### DOCUMENT TEXT

Finally, we cannot say how each strategy directly impacted sustainment. Due to the complexity and inherent interdependency of sustainability constructs, explanations describing causal mechanisms between actions taken and impact on sustainability were not feasible and beyond the scope of this study [54, 103,104,105]. While we able to gather early evidence of initiatives sustaining in the analysis (Table 1), we were unable to follow them beyond this point. As sustainability is likely to be measured on a gradient with partial sustainment of specific aspects of an initiative as well as adaptations to promote continuous improvement, future researchers are encouraged to consider and report multifaceted sustainability outcomes rather than binary outcomes for sustainment [39, 106].

Implications for research and practice

QI initiative success is often judged within strict improvement timeframes, requiring QI teams to establish unrealistic conditions to show rapid improvement (e.g. by employing more staff for the project duration). This limits the potential sustainability of these initiatives once additional funding is removed [107]. To achieve sustainable improvement, researchers, funders, and practitioners must acknowledge that embedding improvement takes time, allowing interdependent practices, systems, and infrastructure to respond and adapt to new ways of working. Funders and healthcare managers should work with practitioners to understand how they can support implementation in ‘real world’ conditions to enhance their ability to embed and sustain changes. Employing the strategies suggested within this study, early on and throughout initiative implementation, can support QI teams to build the foundations required to support long-term change and continuous improvement.

In order to sustain, teams must engage in continuous threat identification and active problem solving, making changes and adjustments to interventions, processes, and systems. Our findings demonstrate that teams need to be flexible, creative, and resilient to persist through continuous challenges and learn to adapt to meet needs. These skills have become increasingly important for future initiatives to promote sustainability in constantly changing and increasingly challenging environments [107]. With few teams explicitly taught these skills, future work should consider how to adequately prepare teams for the practical reality of sustaining improvements in healthcare [108].

### ASSIGNMENT 1
Reproduce word for word the part of the passage on sustaining quality improvement starting with "Finally, we cannot" and going on through "sustainment [39, 106].".
### ASSIGNMENT 2
According to the findings in the passage on sustaining quality improvement, what qualities do teams need in order to persist through continuous challenges?
You won't need the records for any of this.

### EXERCISE DATA
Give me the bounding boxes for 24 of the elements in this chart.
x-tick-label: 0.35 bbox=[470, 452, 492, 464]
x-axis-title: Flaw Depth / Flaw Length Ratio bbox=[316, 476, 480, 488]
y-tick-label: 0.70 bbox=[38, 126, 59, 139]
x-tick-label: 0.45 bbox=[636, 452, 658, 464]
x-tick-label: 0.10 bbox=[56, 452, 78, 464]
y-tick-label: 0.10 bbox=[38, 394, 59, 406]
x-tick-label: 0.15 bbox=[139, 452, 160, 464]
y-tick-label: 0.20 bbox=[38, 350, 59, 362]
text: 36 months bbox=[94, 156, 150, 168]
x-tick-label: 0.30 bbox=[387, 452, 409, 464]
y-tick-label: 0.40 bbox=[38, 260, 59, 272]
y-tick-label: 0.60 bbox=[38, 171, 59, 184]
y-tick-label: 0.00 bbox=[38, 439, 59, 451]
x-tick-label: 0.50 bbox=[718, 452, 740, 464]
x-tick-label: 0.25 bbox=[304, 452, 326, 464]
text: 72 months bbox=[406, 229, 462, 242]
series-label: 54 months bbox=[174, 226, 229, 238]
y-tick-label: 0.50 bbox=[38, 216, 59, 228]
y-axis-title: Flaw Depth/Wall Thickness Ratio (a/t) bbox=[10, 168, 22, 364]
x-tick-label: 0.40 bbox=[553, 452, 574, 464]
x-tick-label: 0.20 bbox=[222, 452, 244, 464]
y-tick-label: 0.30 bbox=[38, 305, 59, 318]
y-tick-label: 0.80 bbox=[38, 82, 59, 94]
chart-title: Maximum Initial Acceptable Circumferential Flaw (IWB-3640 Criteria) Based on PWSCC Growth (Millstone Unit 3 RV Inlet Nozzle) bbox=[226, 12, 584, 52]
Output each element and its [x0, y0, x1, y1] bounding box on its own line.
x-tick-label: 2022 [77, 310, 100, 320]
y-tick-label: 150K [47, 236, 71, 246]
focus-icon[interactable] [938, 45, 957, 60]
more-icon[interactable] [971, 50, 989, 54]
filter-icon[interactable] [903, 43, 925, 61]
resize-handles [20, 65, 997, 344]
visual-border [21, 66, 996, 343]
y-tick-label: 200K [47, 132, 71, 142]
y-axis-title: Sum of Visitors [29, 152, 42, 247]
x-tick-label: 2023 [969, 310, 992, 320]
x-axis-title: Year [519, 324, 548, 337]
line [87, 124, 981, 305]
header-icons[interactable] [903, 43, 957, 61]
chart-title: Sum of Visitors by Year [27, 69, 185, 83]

### RESULT 1
Finally, we cannot say how each strategy directly impacted sustainment. Due to the complexity and inherent interdependency of sustainability constructs, explanations describing causal mechanisms between actions taken and impact on sustainability were not feasible and beyond the scope of this study [54, 103,104,105]. While we able to gather early evidence of initiatives sustaining in the analysis (Table 1), we were unable to follow them beyond this point. As sustainability is likely to be measured on a gradient with partial sustainment of specific aspects of an initiative as well as adaptations to promote continuous improvement, future researchers are encouraged to consider and report multifaceted sustainability outcomes rather than binary outcomes for sustainment [39, 106].

### RESULT 2
- flexible
- creative
- resilient